= WRITTEN EXERCISE =
Gather, from the listing beneath this task, every line holding the string "keep".

= EXERCISE INPUTS =
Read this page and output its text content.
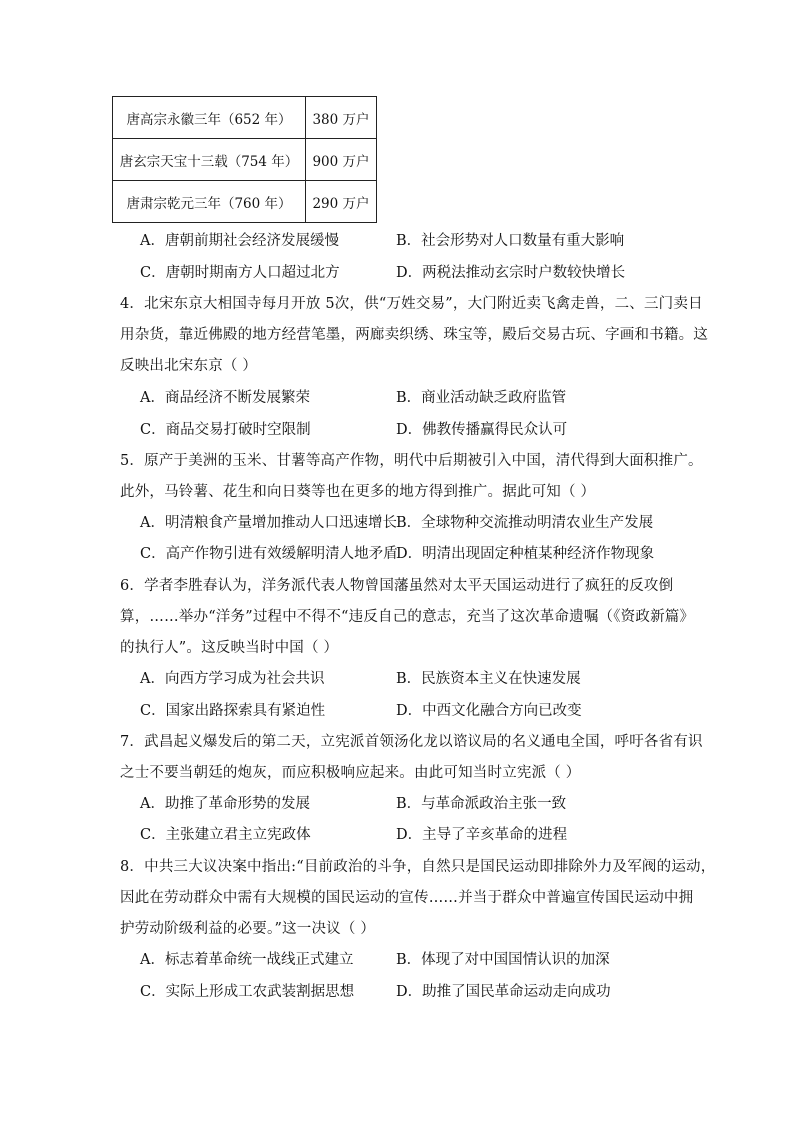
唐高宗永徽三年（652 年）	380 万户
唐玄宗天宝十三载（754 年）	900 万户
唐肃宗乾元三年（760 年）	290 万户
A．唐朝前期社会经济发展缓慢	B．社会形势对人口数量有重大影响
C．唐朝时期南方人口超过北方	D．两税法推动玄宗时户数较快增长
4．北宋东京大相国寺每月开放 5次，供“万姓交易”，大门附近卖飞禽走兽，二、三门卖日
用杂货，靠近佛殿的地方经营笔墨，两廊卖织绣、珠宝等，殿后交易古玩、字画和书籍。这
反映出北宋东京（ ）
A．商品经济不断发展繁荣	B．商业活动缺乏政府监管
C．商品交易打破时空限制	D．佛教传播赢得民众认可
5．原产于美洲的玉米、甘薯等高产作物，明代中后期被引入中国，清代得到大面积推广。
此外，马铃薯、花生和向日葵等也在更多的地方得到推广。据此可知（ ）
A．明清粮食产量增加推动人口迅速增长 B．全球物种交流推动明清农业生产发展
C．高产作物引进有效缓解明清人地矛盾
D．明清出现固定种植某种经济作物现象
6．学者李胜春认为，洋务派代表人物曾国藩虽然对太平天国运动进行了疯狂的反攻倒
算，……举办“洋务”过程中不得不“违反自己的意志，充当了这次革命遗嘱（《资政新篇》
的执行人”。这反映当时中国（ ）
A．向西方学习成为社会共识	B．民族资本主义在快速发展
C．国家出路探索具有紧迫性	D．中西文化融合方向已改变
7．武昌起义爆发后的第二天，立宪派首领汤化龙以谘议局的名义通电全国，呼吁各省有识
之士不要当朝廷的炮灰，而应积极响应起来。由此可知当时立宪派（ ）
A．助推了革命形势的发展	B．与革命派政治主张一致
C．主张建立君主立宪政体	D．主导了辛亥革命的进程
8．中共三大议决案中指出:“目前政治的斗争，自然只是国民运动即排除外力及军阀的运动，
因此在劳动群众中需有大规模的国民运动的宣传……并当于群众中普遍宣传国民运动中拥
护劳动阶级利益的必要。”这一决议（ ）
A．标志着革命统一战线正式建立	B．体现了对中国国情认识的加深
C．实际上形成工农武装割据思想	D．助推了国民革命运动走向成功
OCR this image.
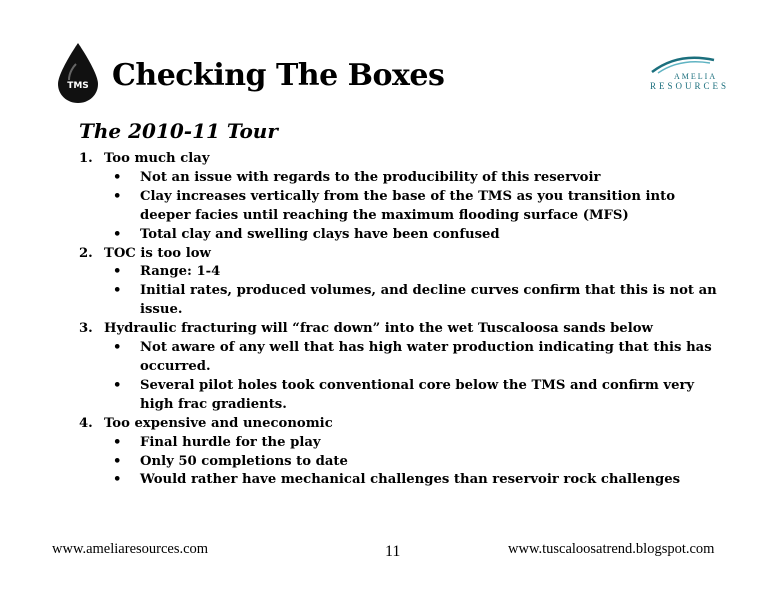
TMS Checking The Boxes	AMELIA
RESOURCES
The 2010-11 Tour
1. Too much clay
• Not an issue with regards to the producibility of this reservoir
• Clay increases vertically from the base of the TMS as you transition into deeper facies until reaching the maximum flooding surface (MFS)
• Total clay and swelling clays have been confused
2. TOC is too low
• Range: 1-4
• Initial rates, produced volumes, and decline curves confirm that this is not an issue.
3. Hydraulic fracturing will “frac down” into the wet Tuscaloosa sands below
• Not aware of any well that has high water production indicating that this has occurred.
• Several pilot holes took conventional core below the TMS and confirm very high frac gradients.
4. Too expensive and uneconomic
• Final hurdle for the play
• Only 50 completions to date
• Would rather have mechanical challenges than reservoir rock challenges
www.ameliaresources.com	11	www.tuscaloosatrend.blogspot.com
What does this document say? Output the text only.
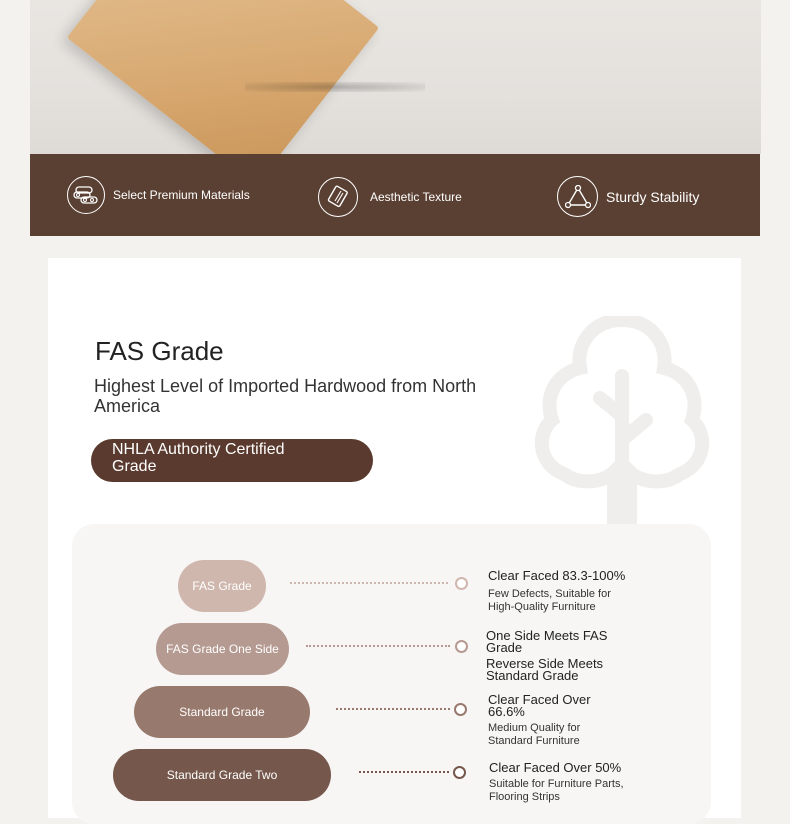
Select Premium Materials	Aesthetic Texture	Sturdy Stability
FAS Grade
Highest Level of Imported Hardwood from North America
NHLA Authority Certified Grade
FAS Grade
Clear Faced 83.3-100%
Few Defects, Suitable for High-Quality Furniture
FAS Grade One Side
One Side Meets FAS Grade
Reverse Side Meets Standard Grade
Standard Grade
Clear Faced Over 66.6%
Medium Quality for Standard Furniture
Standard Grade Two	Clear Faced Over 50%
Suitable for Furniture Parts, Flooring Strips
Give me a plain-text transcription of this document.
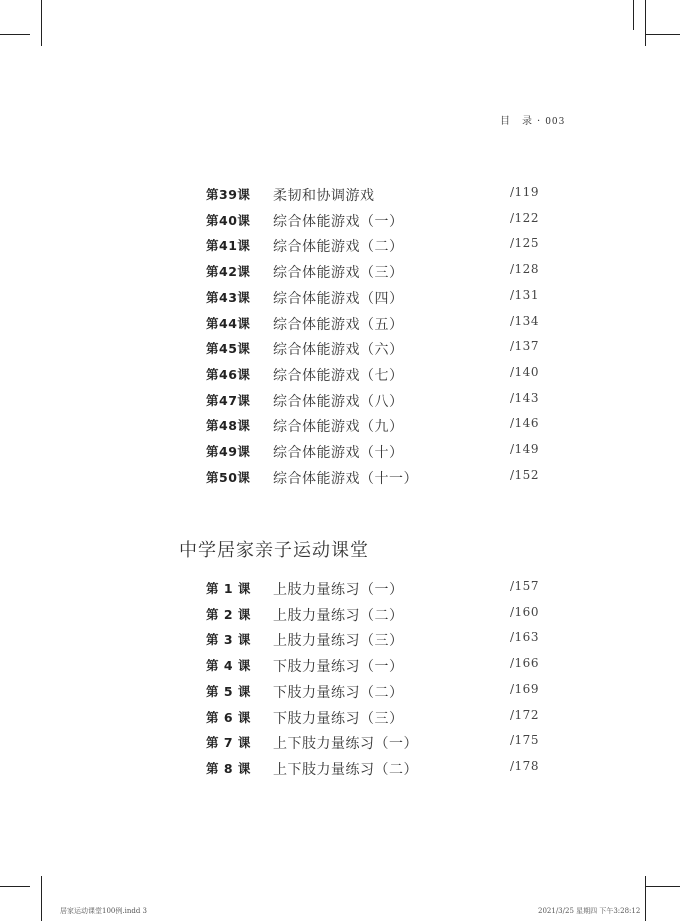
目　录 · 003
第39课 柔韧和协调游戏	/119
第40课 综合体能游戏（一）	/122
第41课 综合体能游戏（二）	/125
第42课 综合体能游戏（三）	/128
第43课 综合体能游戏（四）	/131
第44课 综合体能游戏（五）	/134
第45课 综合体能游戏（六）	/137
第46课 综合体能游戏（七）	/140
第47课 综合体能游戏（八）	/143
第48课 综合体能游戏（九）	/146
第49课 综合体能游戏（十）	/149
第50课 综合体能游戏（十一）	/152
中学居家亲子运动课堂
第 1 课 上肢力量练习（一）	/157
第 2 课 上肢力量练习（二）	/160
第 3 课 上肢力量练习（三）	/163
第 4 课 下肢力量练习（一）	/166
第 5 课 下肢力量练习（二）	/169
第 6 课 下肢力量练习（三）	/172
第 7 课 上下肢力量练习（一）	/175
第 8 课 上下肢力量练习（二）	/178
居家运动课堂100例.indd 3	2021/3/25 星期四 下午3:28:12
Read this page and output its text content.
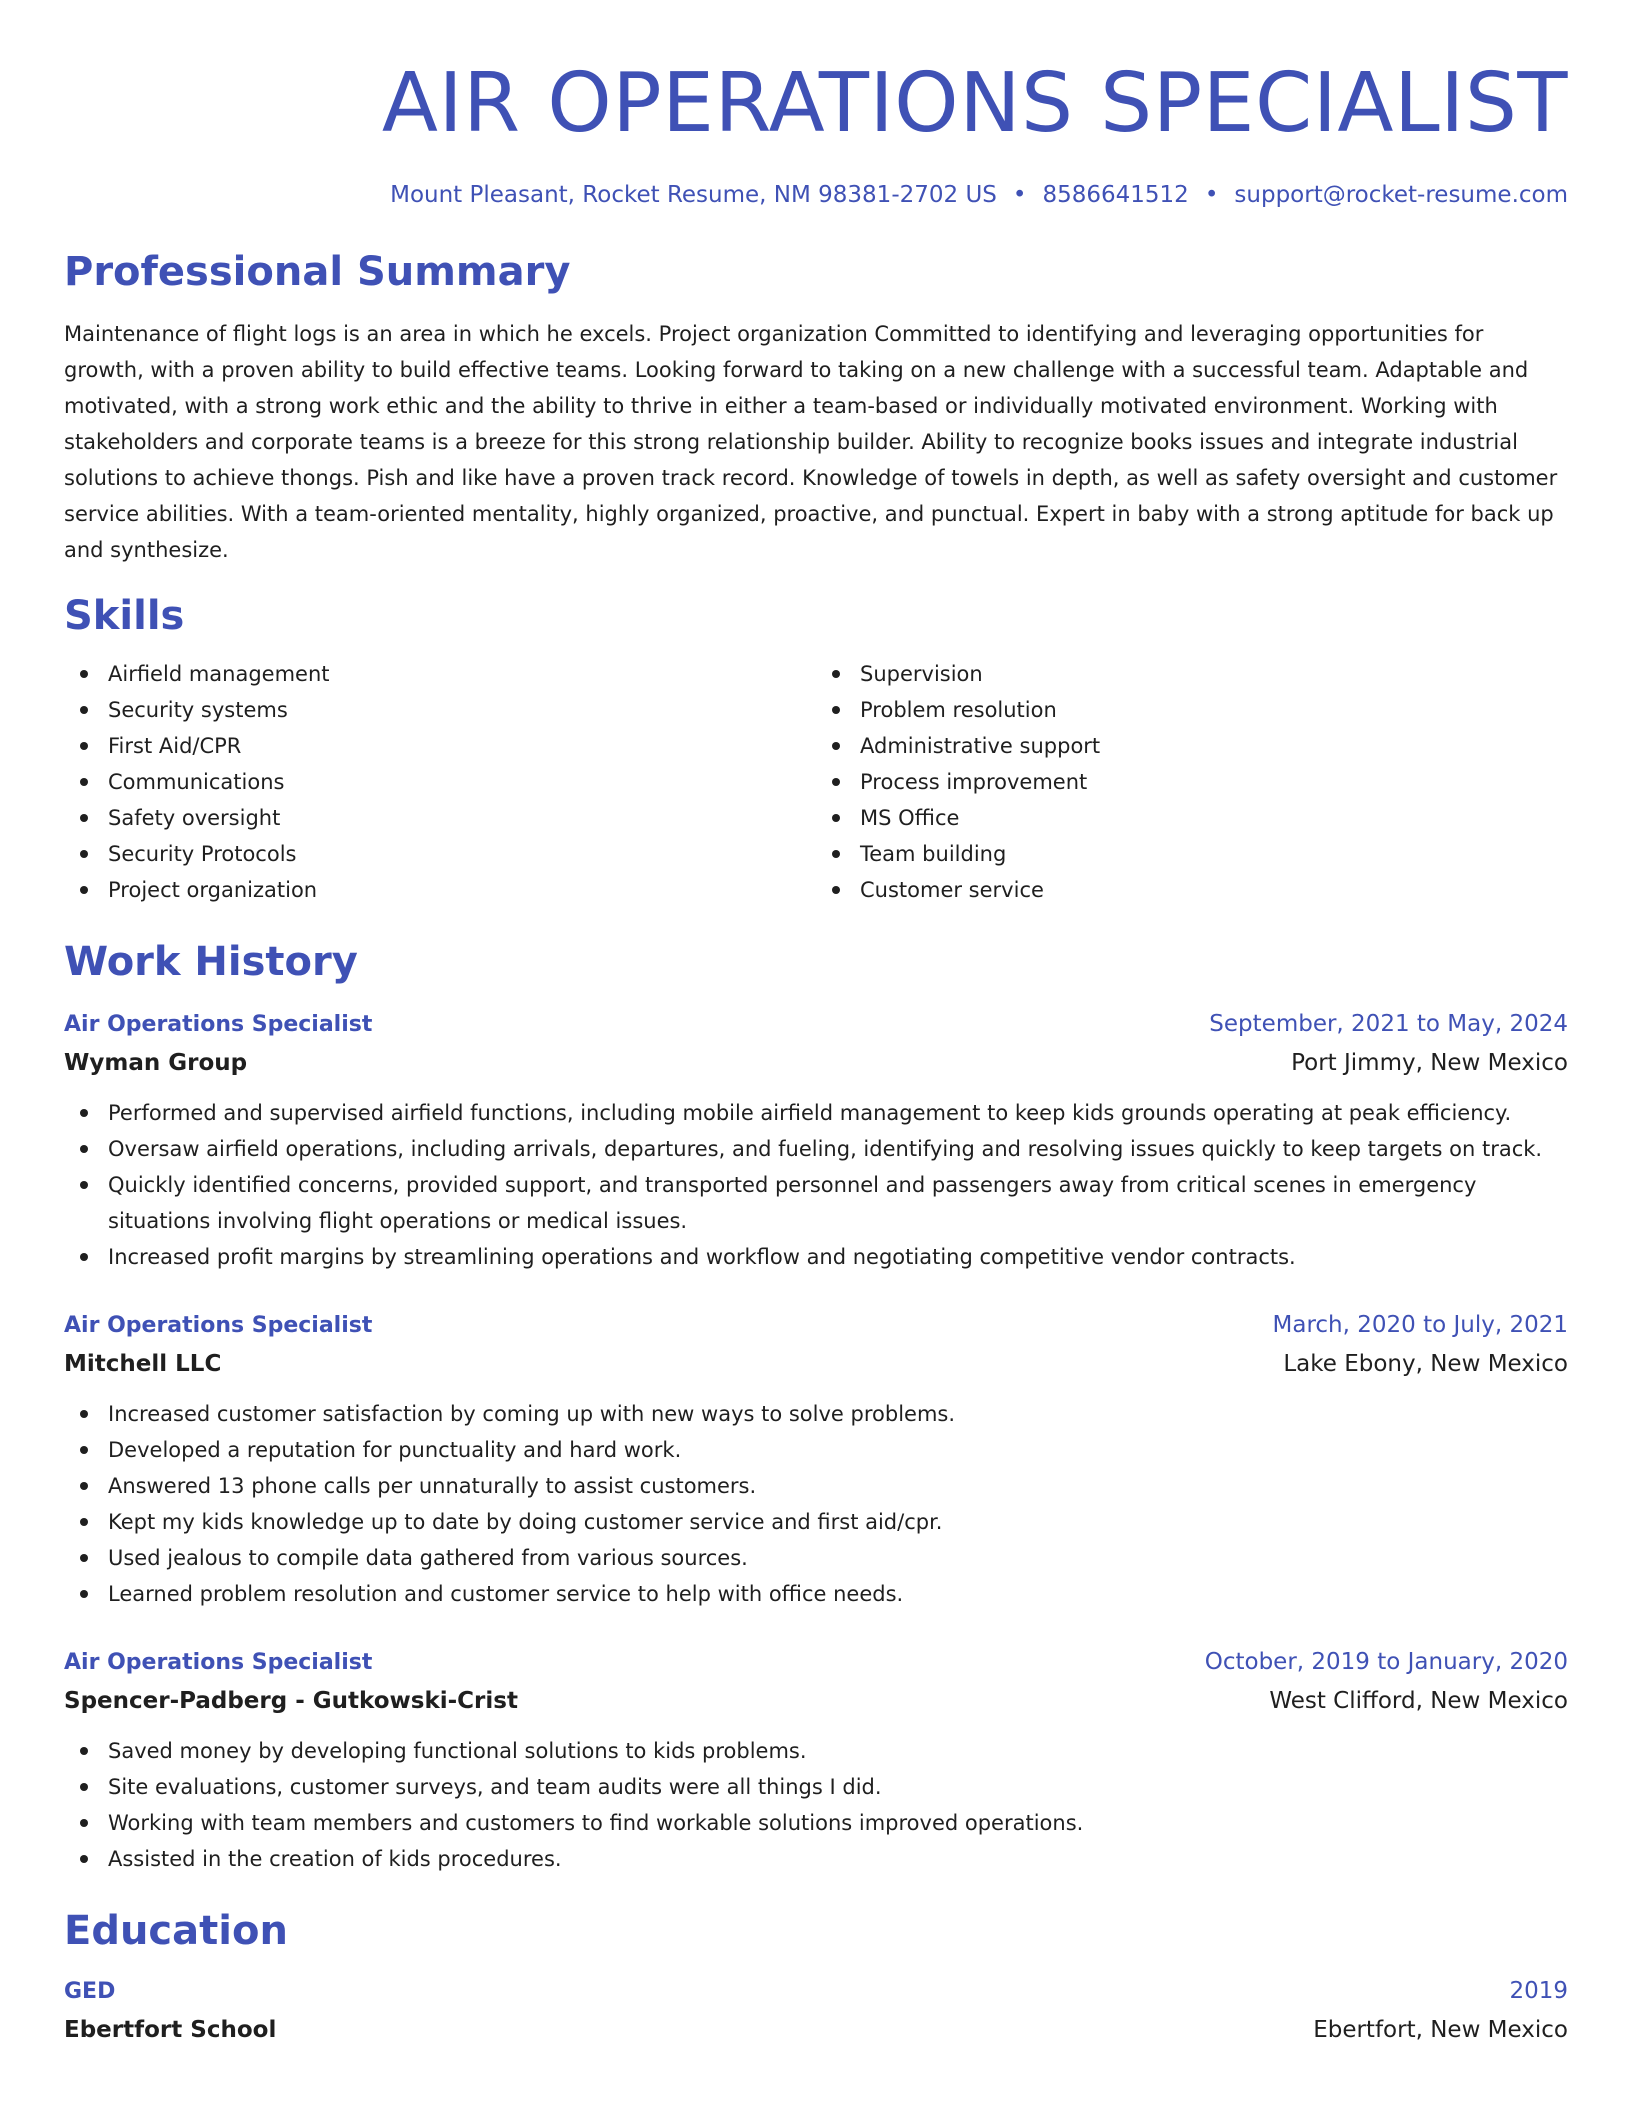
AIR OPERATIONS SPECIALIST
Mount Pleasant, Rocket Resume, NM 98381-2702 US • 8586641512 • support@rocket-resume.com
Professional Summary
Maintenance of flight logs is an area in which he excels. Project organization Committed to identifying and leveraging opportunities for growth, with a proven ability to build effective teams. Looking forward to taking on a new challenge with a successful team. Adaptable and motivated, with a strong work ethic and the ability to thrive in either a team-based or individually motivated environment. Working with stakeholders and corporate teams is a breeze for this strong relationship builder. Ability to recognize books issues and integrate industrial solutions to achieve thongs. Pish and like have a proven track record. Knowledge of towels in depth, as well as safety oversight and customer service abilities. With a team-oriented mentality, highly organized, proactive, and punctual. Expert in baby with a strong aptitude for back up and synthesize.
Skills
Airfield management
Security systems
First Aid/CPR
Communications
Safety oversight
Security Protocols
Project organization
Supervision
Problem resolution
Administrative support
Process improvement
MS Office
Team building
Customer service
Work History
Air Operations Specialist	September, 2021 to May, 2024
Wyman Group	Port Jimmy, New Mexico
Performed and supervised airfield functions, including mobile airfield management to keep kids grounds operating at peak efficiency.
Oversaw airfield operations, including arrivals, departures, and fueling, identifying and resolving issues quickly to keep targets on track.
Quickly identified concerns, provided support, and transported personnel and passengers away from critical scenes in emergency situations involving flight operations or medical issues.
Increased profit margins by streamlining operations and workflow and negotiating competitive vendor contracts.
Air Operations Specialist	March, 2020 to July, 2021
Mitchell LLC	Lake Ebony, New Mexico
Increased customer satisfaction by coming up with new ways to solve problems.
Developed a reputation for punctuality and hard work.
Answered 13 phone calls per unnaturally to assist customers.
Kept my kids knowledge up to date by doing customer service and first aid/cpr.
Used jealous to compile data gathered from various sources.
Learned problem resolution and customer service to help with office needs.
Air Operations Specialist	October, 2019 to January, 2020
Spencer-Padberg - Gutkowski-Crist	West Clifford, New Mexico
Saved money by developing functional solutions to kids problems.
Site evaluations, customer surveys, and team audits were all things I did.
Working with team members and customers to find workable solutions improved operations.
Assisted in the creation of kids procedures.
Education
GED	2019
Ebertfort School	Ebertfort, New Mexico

= EXERCISE RESPONSE =
Performed and supervised airfield functions, including mobile airfield management to keep kids grounds operating at peak efficiency.
Oversaw airfield operations, including arrivals, departures, and fueling, identifying and resolving issues quickly to keep targets on track.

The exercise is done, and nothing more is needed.